> _Prompt_: Without the images, output each record below as it stands.

> _Items listed in a dataset_:
==*==

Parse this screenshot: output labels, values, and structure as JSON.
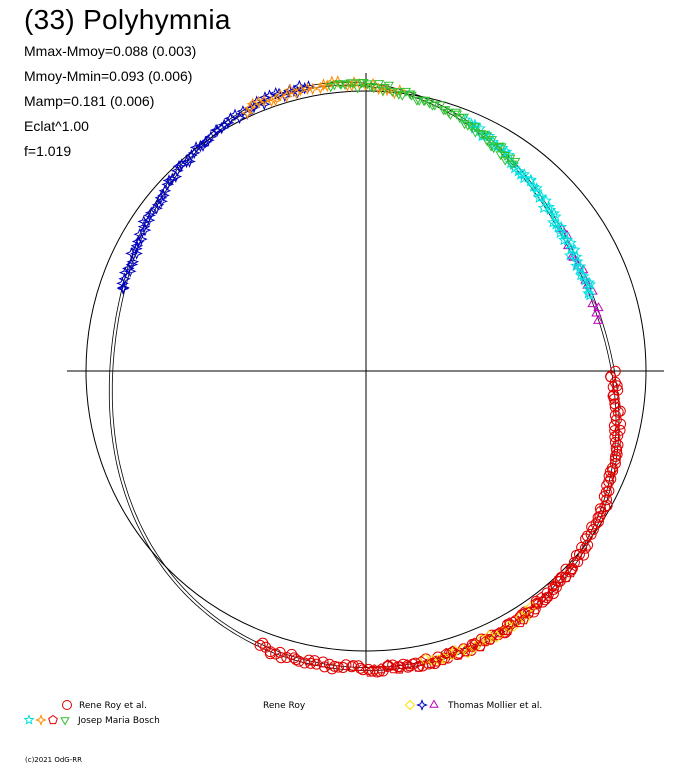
{
  "title": "(33) Polyhymnia",
  "stats": [
    "Mmax-Mmoy=0.088 (0.003)",
    "Mmoy-Mmin=0.093 (0.006)",
    "Mamp=0.181 (0.006)",
    "Eclat^1.00",
    "f=1.019"
  ],
  "legend": [
    {
      "label": "Rene Roy et al.",
      "symbols": [
        {
          "shape": "circle",
          "color": "#e00000"
        }
      ]
    },
    {
      "label": "Rene Roy",
      "symbols": []
    },
    {
      "label": "Thomas Mollier et al.",
      "symbols": [
        {
          "shape": "diamond",
          "color": "#ffe000"
        },
        {
          "shape": "star4",
          "color": "#0000c0"
        },
        {
          "shape": "triangle",
          "color": "#c000c0"
        }
      ]
    },
    {
      "label": "Josep Maria Bosch",
      "symbols": [
        {
          "shape": "star5",
          "color": "#00e0e0"
        },
        {
          "shape": "star4",
          "color": "#ff8c00"
        },
        {
          "shape": "pentagon",
          "color": "#e00000"
        },
        {
          "shape": "triangle-down",
          "color": "#30c030"
        }
      ]
    }
  ],
  "footer": "(c)2021 OdG-RR",
  "chart_data": {
    "type": "scatter",
    "title": "(33) Polyhymnia",
    "xlabel": "",
    "ylabel": "",
    "grid": false,
    "axes": "crosshair through center",
    "reference_circle": true,
    "legend_position": "bottom",
    "series": [
      {
        "name": "Rene Roy et al.",
        "marker": "circle",
        "color": "#e00000",
        "phase_range": [
          0.25,
          0.56
        ],
        "count": 160
      },
      {
        "name": "Thomas Mollier et al.",
        "marker": "diamond",
        "color": "#ffe000",
        "phase_range": [
          0.4,
          0.47
        ],
        "count": 20
      },
      {
        "name": "Thomas Mollier et al.",
        "marker": "star4",
        "color": "#0000c0",
        "phase_range": [
          0.8,
          0.97
        ],
        "count": 70
      },
      {
        "name": "Thomas Mollier et al.",
        "marker": "triangle",
        "color": "#c000c0",
        "phase_range": [
          0.15,
          0.22
        ],
        "count": 14
      },
      {
        "name": "Josep Maria Bosch",
        "marker": "star5",
        "color": "#00e0e0",
        "phase_range": [
          0.06,
          0.2
        ],
        "count": 60
      },
      {
        "name": "Josep Maria Bosch",
        "marker": "star4",
        "color": "#ff8c00",
        "phase_range": [
          0.93,
          0.02
        ],
        "count": 30
      },
      {
        "name": "Josep Maria Bosch",
        "marker": "pentagon",
        "color": "#e00000",
        "phase_range": [
          0.37,
          0.5
        ],
        "count": 40
      },
      {
        "name": "Josep Maria Bosch",
        "marker": "triangle-down",
        "color": "#30c030",
        "phase_range": [
          0.98,
          0.1
        ],
        "count": 60
      }
    ]
  }
}
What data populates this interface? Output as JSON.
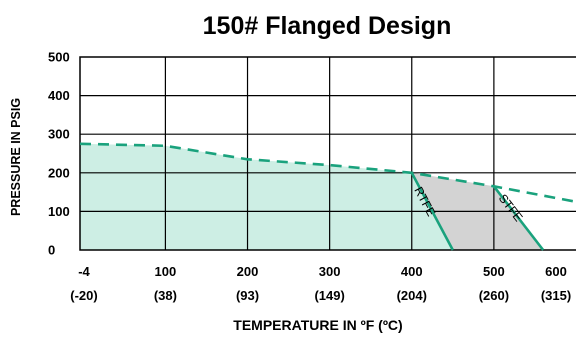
{
  "chart_data": {
    "type": "area",
    "title": "150# Flanged Design",
    "xlabel": "TEMPERATURE IN ºF (ºC)",
    "ylabel": "PRESSURE IN PSIG",
    "x_ticks": [
      {
        "f": "-4",
        "c": "(-20)"
      },
      {
        "f": "100",
        "c": "(38)"
      },
      {
        "f": "200",
        "c": "(93)"
      },
      {
        "f": "300",
        "c": "(149)"
      },
      {
        "f": "400",
        "c": "(204)"
      },
      {
        "f": "500",
        "c": "(260)"
      },
      {
        "f": "600",
        "c": "(315)"
      }
    ],
    "y_ticks": [
      "500",
      "400",
      "300",
      "200",
      "100",
      "0"
    ],
    "xlim": [
      -4,
      600
    ],
    "ylim": [
      0,
      500
    ],
    "grid": true,
    "series": [
      {
        "points": [
          [
            -4,
            275
          ],
          [
            100,
            270
          ],
          [
            200,
            235
          ],
          [
            300,
            220
          ],
          [
            400,
            200
          ],
          [
            500,
            165
          ],
          [
            600,
            125
          ]
        ]
      },
      {
        "name": "RTFE",
        "points": [
          [
            -4,
            0
          ],
          [
            -4,
            275
          ],
          [
            100,
            270
          ],
          [
            200,
            235
          ],
          [
            300,
            220
          ],
          [
            400,
            200
          ],
          [
            450,
            0
          ]
        ]
      },
      {
        "name": "STFE",
        "points": [
          [
            400,
            200
          ],
          [
            500,
            165
          ],
          [
            560,
            0
          ],
          [
            450,
            0
          ]
        ]
      }
    ],
    "colors": {
      "rtfe_fill": "#cdeee4",
      "stfe_fill": "#d3d3d3",
      "line": "#1aa27d",
      "grid": "#000000"
    }
  }
}
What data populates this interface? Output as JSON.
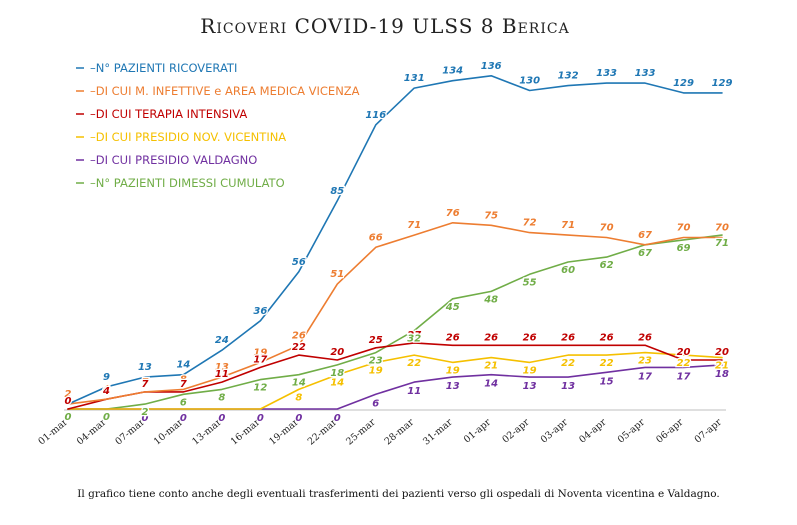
{
  "chart_data": {
    "type": "line",
    "title": "Ricoveri COVID-19 ULSS 8 Berica",
    "categories": [
      "01-mar",
      "04-mar",
      "07-mar",
      "10-mar",
      "13-mar",
      "16-mar",
      "19-mar",
      "22-mar",
      "25-mar",
      "28-mar",
      "31-mar",
      "01-apr",
      "02-apr",
      "03-apr",
      "04-apr",
      "05-apr",
      "06-apr",
      "07-apr"
    ],
    "ylim": [
      0,
      140
    ],
    "grid": false,
    "legend_position": "top-left",
    "series": [
      {
        "name": "N° PAZIENTI RICOVERATI",
        "legend_label": "–N° PAZIENTI RICOVERATI",
        "color": "#1f77b4",
        "values": [
          2,
          9,
          13,
          14,
          24,
          36,
          56,
          85,
          116,
          131,
          134,
          136,
          130,
          132,
          133,
          133,
          129,
          129
        ]
      },
      {
        "name": "DI CUI M. INFETTIVE e AREA MEDICA VICENZA",
        "legend_label": "–DI CUI M. INFETTIVE e AREA MEDICA VICENZA",
        "color": "#ed7d31",
        "values": [
          2,
          4,
          7,
          8,
          13,
          19,
          26,
          51,
          66,
          71,
          76,
          75,
          72,
          71,
          70,
          67,
          70,
          70
        ]
      },
      {
        "name": "DI CUI TERAPIA INTENSIVA",
        "legend_label": "–DI CUI TERAPIA INTENSIVA",
        "color": "#c00000",
        "values": [
          0,
          4,
          7,
          7,
          11,
          17,
          22,
          20,
          25,
          27,
          26,
          26,
          26,
          26,
          26,
          26,
          20,
          20
        ]
      },
      {
        "name": "DI CUI PRESIDIO NOV. VICENTINA",
        "legend_label": "–DI CUI PRESIDIO NOV. VICENTINA",
        "color": "#f5c000",
        "values": [
          0,
          0,
          0,
          0,
          0,
          0,
          8,
          14,
          19,
          22,
          19,
          21,
          19,
          22,
          22,
          23,
          22,
          21
        ]
      },
      {
        "name": "DI CUI PRESIDIO VALDAGNO",
        "legend_label": "–DI CUI PRESIDIO VALDAGNO",
        "color": "#7030a0",
        "values": [
          0,
          0,
          0,
          0,
          0,
          0,
          0,
          0,
          6,
          11,
          13,
          14,
          13,
          13,
          15,
          17,
          17,
          18
        ]
      },
      {
        "name": "N° PAZIENTI DIMESSI CUMULATO",
        "legend_label": "–N° PAZIENTI DIMESSI CUMULATO",
        "color": "#70ad47",
        "values": [
          0,
          0,
          2,
          6,
          8,
          12,
          14,
          18,
          23,
          32,
          45,
          48,
          55,
          60,
          62,
          67,
          69,
          71
        ]
      }
    ],
    "footnote": "Il grafico tiene conto anche degli eventuali trasferimenti dei pazienti verso gli ospedali di Noventa vicentina e Valdagno."
  }
}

==*==

> _Completed task_:
Parse this screenshot: output labels, values, and structure as JSON.
{
  "title": "(33) Polyhymnia",
  "stats": [
    "Mmax-Mmoy=0.088 (0.003)",
    "Mmoy-Mmin=0.093 (0.006)",
    "Mamp=0.181 (0.006)",
    "Eclat^1.00",
    "f=1.019"
  ],
  "legend": [
    {
      "label": "Rene Roy et al.",
      "symbols": [
        {
          "shape": "circle",
          "color": "#e00000"
        }
      ]
    },
    {
      "label": "Rene Roy",
      "symbols": []
    },
    {
      "label": "Thomas Mollier et al.",
      "symbols": [
        {
          "shape": "diamond",
          "color": "#ffe000"
        },
        {
          "shape": "star4",
          "color": "#0000c0"
        },
        {
          "shape": "triangle",
          "color": "#c000c0"
        }
      ]
    },
    {
      "label": "Josep Maria Bosch",
      "symbols": [
        {
          "shape": "star5",
          "color": "#00e0e0"
        },
        {
          "shape": "star4",
          "color": "#ff8c00"
        },
        {
          "shape": "pentagon",
          "color": "#e00000"
        },
        {
          "shape": "triangle-down",
          "color": "#30c030"
        }
      ]
    }
  ],
  "footer": "(c)2021 OdG-RR",
  "chart_data": {
    "type": "scatter",
    "title": "(33) Polyhymnia",
    "xlabel": "",
    "ylabel": "",
    "grid": false,
    "axes": "crosshair through center",
    "reference_circle": true,
    "legend_position": "bottom",
    "series": [
      {
        "name": "Rene Roy et al.",
        "marker": "circle",
        "color": "#e00000",
        "phase_range": [
          0.25,
          0.56
        ],
        "count": 160
      },
      {
        "name": "Thomas Mollier et al.",
        "marker": "diamond",
        "color": "#ffe000",
        "phase_range": [
          0.4,
          0.47
        ],
        "count": 20
      },
      {
        "name": "Thomas Mollier et al.",
        "marker": "star4",
        "color": "#0000c0",
        "phase_range": [
          0.8,
          0.97
        ],
        "count": 70
      },
      {
        "name": "Thomas Mollier et al.",
        "marker": "triangle",
        "color": "#c000c0",
        "phase_range": [
          0.15,
          0.22
        ],
        "count": 14
      },
      {
        "name": "Josep Maria Bosch",
        "marker": "star5",
        "color": "#00e0e0",
        "phase_range": [
          0.06,
          0.2
        ],
        "count": 60
      },
      {
        "name": "Josep Maria Bosch",
        "marker": "star4",
        "color": "#ff8c00",
        "phase_range": [
          0.93,
          0.02
        ],
        "count": 30
      },
      {
        "name": "Josep Maria Bosch",
        "marker": "pentagon",
        "color": "#e00000",
        "phase_range": [
          0.37,
          0.5
        ],
        "count": 40
      },
      {
        "name": "Josep Maria Bosch",
        "marker": "triangle-down",
        "color": "#30c030",
        "phase_range": [
          0.98,
          0.1
        ],
        "count": 60
      }
    ]
  }
}
What data populates this interface? Output as JSON.
{
  "chart_data": {
    "type": "area",
    "title": "150# Flanged Design",
    "xlabel": "TEMPERATURE IN ºF (ºC)",
    "ylabel": "PRESSURE IN PSIG",
    "x_ticks": [
      {
        "f": "-4",
        "c": "(-20)"
      },
      {
        "f": "100",
        "c": "(38)"
      },
      {
        "f": "200",
        "c": "(93)"
      },
      {
        "f": "300",
        "c": "(149)"
      },
      {
        "f": "400",
        "c": "(204)"
      },
      {
        "f": "500",
        "c": "(260)"
      },
      {
        "f": "600",
        "c": "(315)"
      }
    ],
    "y_ticks": [
      "500",
      "400",
      "300",
      "200",
      "100",
      "0"
    ],
    "xlim": [
      -4,
      600
    ],
    "ylim": [
      0,
      500
    ],
    "grid": true,
    "series": [
      {
        "points": [
          [
            -4,
            275
          ],
          [
            100,
            270
          ],
          [
            200,
            235
          ],
          [
            300,
            220
          ],
          [
            400,
            200
          ],
          [
            500,
            165
          ],
          [
            600,
            125
          ]
        ]
      },
      {
        "name": "RTFE",
        "points": [
          [
            -4,
            0
          ],
          [
            -4,
            275
          ],
          [
            100,
            270
          ],
          [
            200,
            235
          ],
          [
            300,
            220
          ],
          [
            400,
            200
          ],
          [
            450,
            0
          ]
        ]
      },
      {
        "name": "STFE",
        "points": [
          [
            400,
            200
          ],
          [
            500,
            165
          ],
          [
            560,
            0
          ],
          [
            450,
            0
          ]
        ]
      }
    ],
    "colors": {
      "rtfe_fill": "#cdeee4",
      "stfe_fill": "#d3d3d3",
      "line": "#1aa27d",
      "grid": "#000000"
    }
  }
}
What data populates this interface? Output as JSON.
{
  "chart_data": {
    "type": "line",
    "title": "Ricoveri COVID-19 ULSS 8 Berica",
    "categories": [
      "01-mar",
      "04-mar",
      "07-mar",
      "10-mar",
      "13-mar",
      "16-mar",
      "19-mar",
      "22-mar",
      "25-mar",
      "28-mar",
      "31-mar",
      "01-apr",
      "02-apr",
      "03-apr",
      "04-apr",
      "05-apr",
      "06-apr",
      "07-apr"
    ],
    "ylim": [
      0,
      140
    ],
    "grid": false,
    "legend_position": "top-left",
    "series": [
      {
        "name": "N° PAZIENTI RICOVERATI",
        "legend_label": "–N° PAZIENTI RICOVERATI",
        "color": "#1f77b4",
        "values": [
          2,
          9,
          13,
          14,
          24,
          36,
          56,
          85,
          116,
          131,
          134,
          136,
          130,
          132,
          133,
          133,
          129,
          129
        ]
      },
      {
        "name": "DI CUI M. INFETTIVE e AREA MEDICA VICENZA",
        "legend_label": "–DI CUI M. INFETTIVE e AREA MEDICA VICENZA",
        "color": "#ed7d31",
        "values": [
          2,
          4,
          7,
          8,
          13,
          19,
          26,
          51,
          66,
          71,
          76,
          75,
          72,
          71,
          70,
          67,
          70,
          70
        ]
      },
      {
        "name": "DI CUI TERAPIA INTENSIVA",
        "legend_label": "–DI CUI TERAPIA INTENSIVA",
        "color": "#c00000",
        "values": [
          0,
          4,
          7,
          7,
          11,
          17,
          22,
          20,
          25,
          27,
          26,
          26,
          26,
          26,
          26,
          26,
          20,
          20
        ]
      },
      {
        "name": "DI CUI PRESIDIO NOV. VICENTINA",
        "legend_label": "–DI CUI PRESIDIO NOV. VICENTINA",
        "color": "#f5c000",
        "values": [
          0,
          0,
          0,
          0,
          0,
          0,
          8,
          14,
          19,
          22,
          19,
          21,
          19,
          22,
          22,
          23,
          22,
          21
        ]
      },
      {
        "name": "DI CUI PRESIDIO VALDAGNO",
        "legend_label": "–DI CUI PRESIDIO VALDAGNO",
        "color": "#7030a0",
        "values": [
          0,
          0,
          0,
          0,
          0,
          0,
          0,
          0,
          6,
          11,
          13,
          14,
          13,
          13,
          15,
          17,
          17,
          18
        ]
      },
      {
        "name": "N° PAZIENTI DIMESSI CUMULATO",
        "legend_label": "–N° PAZIENTI DIMESSI CUMULATO",
        "color": "#70ad47",
        "values": [
          0,
          0,
          2,
          6,
          8,
          12,
          14,
          18,
          23,
          32,
          45,
          48,
          55,
          60,
          62,
          67,
          69,
          71
        ]
      }
    ],
    "footnote": "Il grafico tiene conto anche degli eventuali trasferimenti dei pazienti verso gli ospedali di Noventa vicentina e Valdagno."
  }
}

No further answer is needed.